++++ Material provided

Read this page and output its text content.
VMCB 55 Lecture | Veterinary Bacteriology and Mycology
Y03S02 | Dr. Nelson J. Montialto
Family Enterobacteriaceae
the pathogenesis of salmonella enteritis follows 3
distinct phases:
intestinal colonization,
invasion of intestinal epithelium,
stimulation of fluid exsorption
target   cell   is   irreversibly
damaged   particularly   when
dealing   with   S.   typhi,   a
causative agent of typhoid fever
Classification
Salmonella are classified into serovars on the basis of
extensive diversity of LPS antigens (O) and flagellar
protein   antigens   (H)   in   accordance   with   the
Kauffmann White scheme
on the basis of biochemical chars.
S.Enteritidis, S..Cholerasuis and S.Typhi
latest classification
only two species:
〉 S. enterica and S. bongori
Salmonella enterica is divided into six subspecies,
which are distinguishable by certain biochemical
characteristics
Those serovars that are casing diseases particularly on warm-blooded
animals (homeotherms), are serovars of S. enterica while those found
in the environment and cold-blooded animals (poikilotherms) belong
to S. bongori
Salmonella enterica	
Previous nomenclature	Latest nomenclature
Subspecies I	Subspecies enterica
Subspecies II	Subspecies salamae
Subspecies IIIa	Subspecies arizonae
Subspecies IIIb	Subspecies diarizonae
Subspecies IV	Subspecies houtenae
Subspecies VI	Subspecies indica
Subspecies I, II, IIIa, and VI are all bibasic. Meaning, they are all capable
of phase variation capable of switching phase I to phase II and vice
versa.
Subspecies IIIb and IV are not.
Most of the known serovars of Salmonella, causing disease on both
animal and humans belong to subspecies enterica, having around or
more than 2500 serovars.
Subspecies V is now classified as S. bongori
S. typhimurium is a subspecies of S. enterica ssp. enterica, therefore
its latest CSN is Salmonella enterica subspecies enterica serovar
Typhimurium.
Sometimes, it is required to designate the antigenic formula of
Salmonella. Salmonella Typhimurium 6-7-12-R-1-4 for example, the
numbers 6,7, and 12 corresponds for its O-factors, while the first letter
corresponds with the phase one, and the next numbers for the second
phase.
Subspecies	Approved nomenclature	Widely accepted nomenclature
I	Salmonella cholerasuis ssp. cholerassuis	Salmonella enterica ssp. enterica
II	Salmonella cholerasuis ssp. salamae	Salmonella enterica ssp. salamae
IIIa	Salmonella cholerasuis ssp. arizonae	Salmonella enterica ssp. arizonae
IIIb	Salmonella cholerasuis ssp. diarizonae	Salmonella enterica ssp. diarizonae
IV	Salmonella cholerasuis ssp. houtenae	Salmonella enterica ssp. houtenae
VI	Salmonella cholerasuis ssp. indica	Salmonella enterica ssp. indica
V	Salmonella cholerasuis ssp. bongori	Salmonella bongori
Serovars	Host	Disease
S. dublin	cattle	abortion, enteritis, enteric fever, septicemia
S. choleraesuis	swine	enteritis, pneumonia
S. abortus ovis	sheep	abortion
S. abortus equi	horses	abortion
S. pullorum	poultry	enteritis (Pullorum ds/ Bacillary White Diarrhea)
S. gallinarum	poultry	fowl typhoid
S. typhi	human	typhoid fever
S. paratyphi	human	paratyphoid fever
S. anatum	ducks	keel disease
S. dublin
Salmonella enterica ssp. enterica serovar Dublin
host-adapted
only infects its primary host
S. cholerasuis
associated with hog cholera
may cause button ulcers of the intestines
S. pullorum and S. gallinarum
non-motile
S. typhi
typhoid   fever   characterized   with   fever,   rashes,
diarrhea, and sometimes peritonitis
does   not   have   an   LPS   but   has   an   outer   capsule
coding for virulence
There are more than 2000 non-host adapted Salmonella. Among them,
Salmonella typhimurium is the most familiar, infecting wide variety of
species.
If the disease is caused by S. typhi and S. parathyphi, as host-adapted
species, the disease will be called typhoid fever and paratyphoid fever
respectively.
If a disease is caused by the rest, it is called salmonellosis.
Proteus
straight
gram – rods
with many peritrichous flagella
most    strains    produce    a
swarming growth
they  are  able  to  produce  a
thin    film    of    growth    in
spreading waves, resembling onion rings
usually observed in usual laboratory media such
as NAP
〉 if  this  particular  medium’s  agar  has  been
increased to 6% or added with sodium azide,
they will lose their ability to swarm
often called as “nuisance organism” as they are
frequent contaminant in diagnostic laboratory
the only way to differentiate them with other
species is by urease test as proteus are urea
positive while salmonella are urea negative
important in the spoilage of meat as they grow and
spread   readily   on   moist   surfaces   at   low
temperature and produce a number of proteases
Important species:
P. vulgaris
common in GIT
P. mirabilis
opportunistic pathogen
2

++++++++

• [Task item]
Each record must be output word for word.

• [Exercise output]
Read this page and output its text content.
VMCB 55 Lecture | Veterinary Bacteriology and Mycology
Y03S02 | Dr. Nelson J. Montialto
Family Enterobacteriaceae
the pathogenesis of salmonella enteritis follows 3
distinct phases:
intestinal colonization,
invasion of intestinal epithelium,
stimulation of fluid exsorption
target   cell   is   irreversibly
damaged   particularly   when
dealing   with   S.   typhi,   a
causative agent of typhoid fever
Classification
Salmonella are classified into serovars on the basis of
extensive diversity of LPS antigens (O) and flagellar
protein   antigens   (H)   in   accordance   with   the
Kauffmann White scheme
on the basis of biochemical chars.
S.Enteritidis, S..Cholerasuis and S.Typhi
latest classification
only two species:
〉 S. enterica and S. bongori
Salmonella enterica is divided into six subspecies,
which are distinguishable by certain biochemical
characteristics
Those serovars that are casing diseases particularly on warm-blooded
animals (homeotherms), are serovars of S. enterica while those found
in the environment and cold-blooded animals (poikilotherms) belong
to S. bongori
Salmonella enterica	
Previous nomenclature	Latest nomenclature
Subspecies I	Subspecies enterica
Subspecies II	Subspecies salamae
Subspecies IIIa	Subspecies arizonae
Subspecies IIIb	Subspecies diarizonae
Subspecies IV	Subspecies houtenae
Subspecies VI	Subspecies indica
Subspecies I, II, IIIa, and VI are all bibasic. Meaning, they are all capable
of phase variation capable of switching phase I to phase II and vice
versa.
Subspecies IIIb and IV are not.
Most of the known serovars of Salmonella, causing disease on both
animal and humans belong to subspecies enterica, having around or
more than 2500 serovars.
Subspecies V is now classified as S. bongori
S. typhimurium is a subspecies of S. enterica ssp. enterica, therefore
its latest CSN is Salmonella enterica subspecies enterica serovar
Typhimurium.
Sometimes, it is required to designate the antigenic formula of
Salmonella. Salmonella Typhimurium 6-7-12-R-1-4 for example, the
numbers 6,7, and 12 corresponds for its O-factors, while the first letter
corresponds with the phase one, and the next numbers for the second
phase.
Subspecies	Approved nomenclature	Widely accepted nomenclature
I	Salmonella cholerasuis ssp. cholerassuis	Salmonella enterica ssp. enterica
II	Salmonella cholerasuis ssp. salamae	Salmonella enterica ssp. salamae
IIIa	Salmonella cholerasuis ssp. arizonae	Salmonella enterica ssp. arizonae
IIIb	Salmonella cholerasuis ssp. diarizonae	Salmonella enterica ssp. diarizonae
IV	Salmonella cholerasuis ssp. houtenae	Salmonella enterica ssp. houtenae
VI	Salmonella cholerasuis ssp. indica	Salmonella enterica ssp. indica
V	Salmonella cholerasuis ssp. bongori	Salmonella bongori
Serovars	Host	Disease
S. dublin	cattle	abortion, enteritis, enteric fever, septicemia
S. choleraesuis	swine	enteritis, pneumonia
S. abortus ovis	sheep	abortion
S. abortus equi	horses	abortion
S. pullorum	poultry	enteritis (Pullorum ds/ Bacillary White Diarrhea)
S. gallinarum	poultry	fowl typhoid
S. typhi	human	typhoid fever
S. paratyphi	human	paratyphoid fever
S. anatum	ducks	keel disease
S. dublin
Salmonella enterica ssp. enterica serovar Dublin
host-adapted
only infects its primary host
S. cholerasuis
associated with hog cholera
may cause button ulcers of the intestines
S. pullorum and S. gallinarum
non-motile
S. typhi
typhoid   fever   characterized   with   fever,   rashes,
diarrhea, and sometimes peritonitis
does   not   have   an   LPS   but   has   an   outer   capsule
coding for virulence
There are more than 2000 non-host adapted Salmonella. Among them,
Salmonella typhimurium is the most familiar, infecting wide variety of
species.
If the disease is caused by S. typhi and S. parathyphi, as host-adapted
species, the disease will be called typhoid fever and paratyphoid fever
respectively.
If a disease is caused by the rest, it is called salmonellosis.
Proteus
straight
gram – rods
with many peritrichous flagella
most    strains    produce    a
swarming growth
they  are  able  to  produce  a
thin    film    of    growth    in
spreading waves, resembling onion rings
usually observed in usual laboratory media such
as NAP
〉 if  this  particular  medium’s  agar  has  been
increased to 6% or added with sodium azide,
they will lose their ability to swarm
often called as “nuisance organism” as they are
frequent contaminant in diagnostic laboratory
the only way to differentiate them with other
species is by urease test as proteus are urea
positive while salmonella are urea negative
important in the spoilage of meat as they grow and
spread   readily   on   moist   surfaces   at   low
temperature and produce a number of proteases
Important species:
P. vulgaris
common in GIT
P. mirabilis
opportunistic pathogen
2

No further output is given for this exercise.